Reproduce every record below exactly as written, but leave out any pictures.
----- MATERIAL FOR THE TASK -----
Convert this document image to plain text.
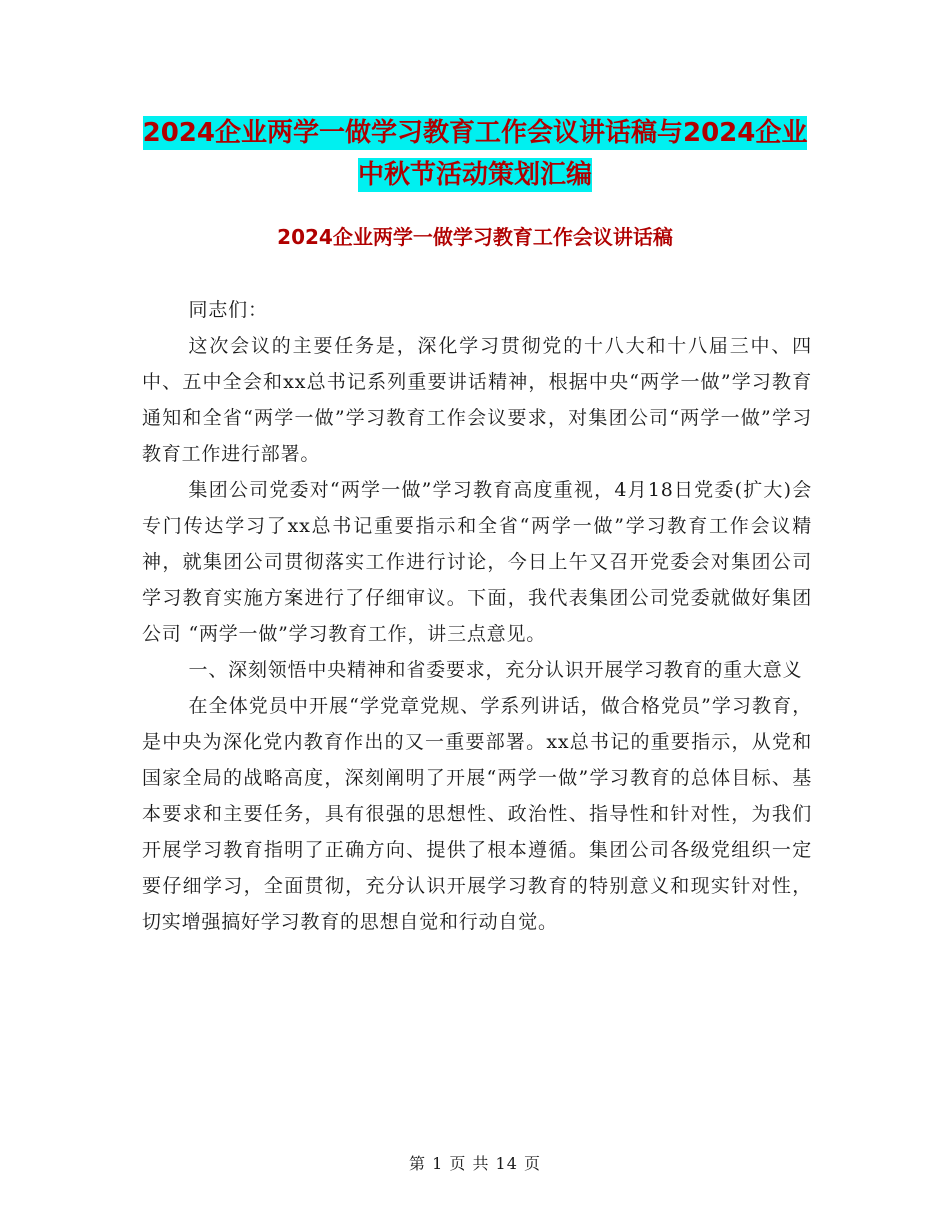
2024企业两学一做学习教育工作会议讲话稿与2024企业中秋节活动策划汇编
2024企业两学一做学习教育工作会议讲话稿

同志们：

这次会议的主要任务是，深化学习贯彻党的十八大和十八届三中、四中、五中全会和xx总书记系列重要讲话精神，根据中央“两学一做”学习教育通知和全省“两学一做”学习教育工作会议要求，对集团公司“两学一做”学习教育工作进行部署。

集团公司党委对“两学一做”学习教育高度重视，4月18日党委(扩大)会专门传达学习了xx总书记重要指示和全省“两学一做”学习教育工作会议精神，就集团公司贯彻落实工作进行讨论，今日上午又召开党委会对集团公司学习教育实施方案进行了仔细审议。下面，我代表集团公司党委就做好集团公司 “两学一做”学习教育工作，讲三点意见。

一、深刻领悟中央精神和省委要求，充分认识开展学习教育的重大意义

在全体党员中开展“学党章党规、学系列讲话，做合格党员”学习教育，是中央为深化党内教育作出的又一重要部署。xx总书记的重要指示，从党和国家全局的战略高度，深刻阐明了开展“两学一做”学习教育的总体目标、基本要求和主要任务，具有很强的思想性、政治性、指导性和针对性，为我们开展学习教育指明了正确方向、提供了根本遵循。集团公司各级党组织一定要仔细学习，全面贯彻，充分认识开展学习教育的特别意义和现实针对性，切实增强搞好学习教育的思想自觉和行动自觉。

第 1 页 共 14 页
-----
REPLY -
Convert this document image to plain text.
2024企业两学一做学习教育工作会议讲话稿与2024企业中秋节活动策划汇编
2024企业两学一做学习教育工作会议讲话稿

同志们：

这次会议的主要任务是，深化学习贯彻党的十八大和十八届三中、四中、五中全会和xx总书记系列重要讲话精神，根据中央“两学一做”学习教育通知和全省“两学一做”学习教育工作会议要求，对集团公司“两学一做”学习教育工作进行部署。

集团公司党委对“两学一做”学习教育高度重视，4月18日党委(扩大)会专门传达学习了xx总书记重要指示和全省“两学一做”学习教育工作会议精神，就集团公司贯彻落实工作进行讨论，今日上午又召开党委会对集团公司学习教育实施方案进行了仔细审议。下面，我代表集团公司党委就做好集团公司 “两学一做”学习教育工作，讲三点意见。

一、深刻领悟中央精神和省委要求，充分认识开展学习教育的重大意义

在全体党员中开展“学党章党规、学系列讲话，做合格党员”学习教育，是中央为深化党内教育作出的又一重要部署。xx总书记的重要指示，从党和国家全局的战略高度，深刻阐明了开展“两学一做”学习教育的总体目标、基本要求和主要任务，具有很强的思想性、政治性、指导性和针对性，为我们开展学习教育指明了正确方向、提供了根本遵循。集团公司各级党组织一定要仔细学习，全面贯彻，充分认识开展学习教育的特别意义和现实针对性，切实增强搞好学习教育的思想自觉和行动自觉。

第 1 页 共 14 页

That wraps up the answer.